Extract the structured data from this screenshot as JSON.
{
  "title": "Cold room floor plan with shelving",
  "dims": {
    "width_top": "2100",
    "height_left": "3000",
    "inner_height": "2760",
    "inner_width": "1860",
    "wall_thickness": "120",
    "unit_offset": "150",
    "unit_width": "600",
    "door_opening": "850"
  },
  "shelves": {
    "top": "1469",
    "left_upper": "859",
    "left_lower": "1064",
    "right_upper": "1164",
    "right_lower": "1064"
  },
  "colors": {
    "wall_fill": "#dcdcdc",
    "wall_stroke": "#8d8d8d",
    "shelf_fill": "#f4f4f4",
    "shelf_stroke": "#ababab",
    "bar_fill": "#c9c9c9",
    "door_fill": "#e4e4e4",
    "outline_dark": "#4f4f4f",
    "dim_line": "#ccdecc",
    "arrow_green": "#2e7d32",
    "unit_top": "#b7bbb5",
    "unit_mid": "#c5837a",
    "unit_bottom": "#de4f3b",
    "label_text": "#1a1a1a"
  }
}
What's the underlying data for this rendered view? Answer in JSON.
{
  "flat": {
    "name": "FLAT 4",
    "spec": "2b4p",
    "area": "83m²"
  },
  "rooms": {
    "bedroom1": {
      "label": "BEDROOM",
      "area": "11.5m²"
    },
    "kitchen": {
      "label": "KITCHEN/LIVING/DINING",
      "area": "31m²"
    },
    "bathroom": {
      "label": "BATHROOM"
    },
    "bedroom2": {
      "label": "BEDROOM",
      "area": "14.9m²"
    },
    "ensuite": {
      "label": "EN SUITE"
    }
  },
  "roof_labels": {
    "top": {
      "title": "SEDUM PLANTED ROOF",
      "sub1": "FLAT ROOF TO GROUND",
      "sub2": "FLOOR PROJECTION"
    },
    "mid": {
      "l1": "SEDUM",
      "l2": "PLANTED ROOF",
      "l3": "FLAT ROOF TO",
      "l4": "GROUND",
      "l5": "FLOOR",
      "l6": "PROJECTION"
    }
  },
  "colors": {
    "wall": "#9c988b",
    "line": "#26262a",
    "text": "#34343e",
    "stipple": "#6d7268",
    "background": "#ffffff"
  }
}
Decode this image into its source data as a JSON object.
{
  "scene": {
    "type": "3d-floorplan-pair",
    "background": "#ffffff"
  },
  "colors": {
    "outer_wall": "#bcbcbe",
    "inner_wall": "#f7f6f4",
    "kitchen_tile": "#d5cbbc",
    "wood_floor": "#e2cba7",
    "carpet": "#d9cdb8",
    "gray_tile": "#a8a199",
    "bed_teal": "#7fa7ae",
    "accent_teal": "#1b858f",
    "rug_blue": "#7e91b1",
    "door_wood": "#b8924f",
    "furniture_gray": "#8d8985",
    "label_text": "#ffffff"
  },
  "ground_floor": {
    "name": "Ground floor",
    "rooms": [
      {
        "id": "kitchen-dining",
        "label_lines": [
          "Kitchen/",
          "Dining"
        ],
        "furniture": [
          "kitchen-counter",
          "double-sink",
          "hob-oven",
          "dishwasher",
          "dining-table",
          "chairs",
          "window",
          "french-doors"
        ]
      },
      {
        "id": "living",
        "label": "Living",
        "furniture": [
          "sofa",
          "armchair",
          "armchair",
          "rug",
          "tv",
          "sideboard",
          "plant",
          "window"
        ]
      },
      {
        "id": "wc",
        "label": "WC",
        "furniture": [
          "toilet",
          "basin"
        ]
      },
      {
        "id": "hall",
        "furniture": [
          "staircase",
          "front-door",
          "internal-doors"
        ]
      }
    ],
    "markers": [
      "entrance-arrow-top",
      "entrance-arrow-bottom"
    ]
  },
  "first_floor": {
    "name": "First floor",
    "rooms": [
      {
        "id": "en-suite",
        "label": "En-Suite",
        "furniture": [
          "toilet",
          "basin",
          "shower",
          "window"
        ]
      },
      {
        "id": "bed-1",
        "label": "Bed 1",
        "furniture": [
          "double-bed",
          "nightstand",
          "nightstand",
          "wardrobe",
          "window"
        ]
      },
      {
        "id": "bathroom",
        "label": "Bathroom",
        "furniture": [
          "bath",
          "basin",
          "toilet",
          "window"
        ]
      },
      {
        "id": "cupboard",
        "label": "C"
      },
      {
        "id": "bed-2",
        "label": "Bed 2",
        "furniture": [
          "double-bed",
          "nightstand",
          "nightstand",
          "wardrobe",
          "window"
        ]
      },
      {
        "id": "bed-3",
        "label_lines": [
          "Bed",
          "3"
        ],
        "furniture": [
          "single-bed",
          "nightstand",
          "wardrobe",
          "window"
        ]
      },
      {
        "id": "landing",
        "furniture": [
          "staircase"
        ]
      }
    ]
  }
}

■ WHAT IS EXPECTED ■
Repeat every record, exactly as written.

■ RESPONSE BELOW ■
Extract the structured data from this screenshot as JSON.
{
  "title": "Cold room floor plan with shelving",
  "dims": {
    "width_top": "2100",
    "height_left": "3000",
    "inner_height": "2760",
    "inner_width": "1860",
    "wall_thickness": "120",
    "unit_offset": "150",
    "unit_width": "600",
    "door_opening": "850"
  },
  "shelves": {
    "top": "1469",
    "left_upper": "859",
    "left_lower": "1064",
    "right_upper": "1164",
    "right_lower": "1064"
  },
  "colors": {
    "wall_fill": "#dcdcdc",
    "wall_stroke": "#8d8d8d",
    "shelf_fill": "#f4f4f4",
    "shelf_stroke": "#ababab",
    "bar_fill": "#c9c9c9",
    "door_fill": "#e4e4e4",
    "outline_dark": "#4f4f4f",
    "dim_line": "#ccdecc",
    "arrow_green": "#2e7d32",
    "unit_top": "#b7bbb5",
    "unit_mid": "#c5837a",
    "unit_bottom": "#de4f3b",
    "label_text": "#1a1a1a"
  }
}
What's the underlying data for this rendered view? Answer in JSON.
{
  "flat": {
    "name": "FLAT 4",
    "spec": "2b4p",
    "area": "83m²"
  },
  "rooms": {
    "bedroom1": {
      "label": "BEDROOM",
      "area": "11.5m²"
    },
    "kitchen": {
      "label": "KITCHEN/LIVING/DINING",
      "area": "31m²"
    },
    "bathroom": {
      "label": "BATHROOM"
    },
    "bedroom2": {
      "label": "BEDROOM",
      "area": "14.9m²"
    },
    "ensuite": {
      "label": "EN SUITE"
    }
  },
  "roof_labels": {
    "top": {
      "title": "SEDUM PLANTED ROOF",
      "sub1": "FLAT ROOF TO GROUND",
      "sub2": "FLOOR PROJECTION"
    },
    "mid": {
      "l1": "SEDUM",
      "l2": "PLANTED ROOF",
      "l3": "FLAT ROOF TO",
      "l4": "GROUND",
      "l5": "FLOOR",
      "l6": "PROJECTION"
    }
  },
  "colors": {
    "wall": "#9c988b",
    "line": "#26262a",
    "text": "#34343e",
    "stipple": "#6d7268",
    "background": "#ffffff"
  }
}
Decode this image into its source data as a JSON object.
{
  "scene": {
    "type": "3d-floorplan-pair",
    "background": "#ffffff"
  },
  "colors": {
    "outer_wall": "#bcbcbe",
    "inner_wall": "#f7f6f4",
    "kitchen_tile": "#d5cbbc",
    "wood_floor": "#e2cba7",
    "carpet": "#d9cdb8",
    "gray_tile": "#a8a199",
    "bed_teal": "#7fa7ae",
    "accent_teal": "#1b858f",
    "rug_blue": "#7e91b1",
    "door_wood": "#b8924f",
    "furniture_gray": "#8d8985",
    "label_text": "#ffffff"
  },
  "ground_floor": {
    "name": "Ground floor",
    "rooms": [
      {
        "id": "kitchen-dining",
        "label_lines": [
          "Kitchen/",
          "Dining"
        ],
        "furniture": [
          "kitchen-counter",
          "double-sink",
          "hob-oven",
          "dishwasher",
          "dining-table",
          "chairs",
          "window",
          "french-doors"
        ]
      },
      {
        "id": "living",
        "label": "Living",
        "furniture": [
          "sofa",
          "armchair",
          "armchair",
          "rug",
          "tv",
          "sideboard",
          "plant",
          "window"
        ]
      },
      {
        "id": "wc",
        "label": "WC",
        "furniture": [
          "toilet",
          "basin"
        ]
      },
      {
        "id": "hall",
        "furniture": [
          "staircase",
          "front-door",
          "internal-doors"
        ]
      }
    ],
    "markers": [
      "entrance-arrow-top",
      "entrance-arrow-bottom"
    ]
  },
  "first_floor": {
    "name": "First floor",
    "rooms": [
      {
        "id": "en-suite",
        "label": "En-Suite",
        "furniture": [
          "toilet",
          "basin",
          "shower",
          "window"
        ]
      },
      {
        "id": "bed-1",
        "label": "Bed 1",
        "furniture": [
          "double-bed",
          "nightstand",
          "nightstand",
          "wardrobe",
          "window"
        ]
      },
      {
        "id": "bathroom",
        "label": "Bathroom",
        "furniture": [
          "bath",
          "basin",
          "toilet",
          "window"
        ]
      },
      {
        "id": "cupboard",
        "label": "C"
      },
      {
        "id": "bed-2",
        "label": "Bed 2",
        "furniture": [
          "double-bed",
          "nightstand",
          "nightstand",
          "wardrobe",
          "window"
        ]
      },
      {
        "id": "bed-3",
        "label_lines": [
          "Bed",
          "3"
        ],
        "furniture": [
          "single-bed",
          "nightstand",
          "wardrobe",
          "window"
        ]
      },
      {
        "id": "landing",
        "furniture": [
          "staircase"
        ]
      }
    ]
  }
}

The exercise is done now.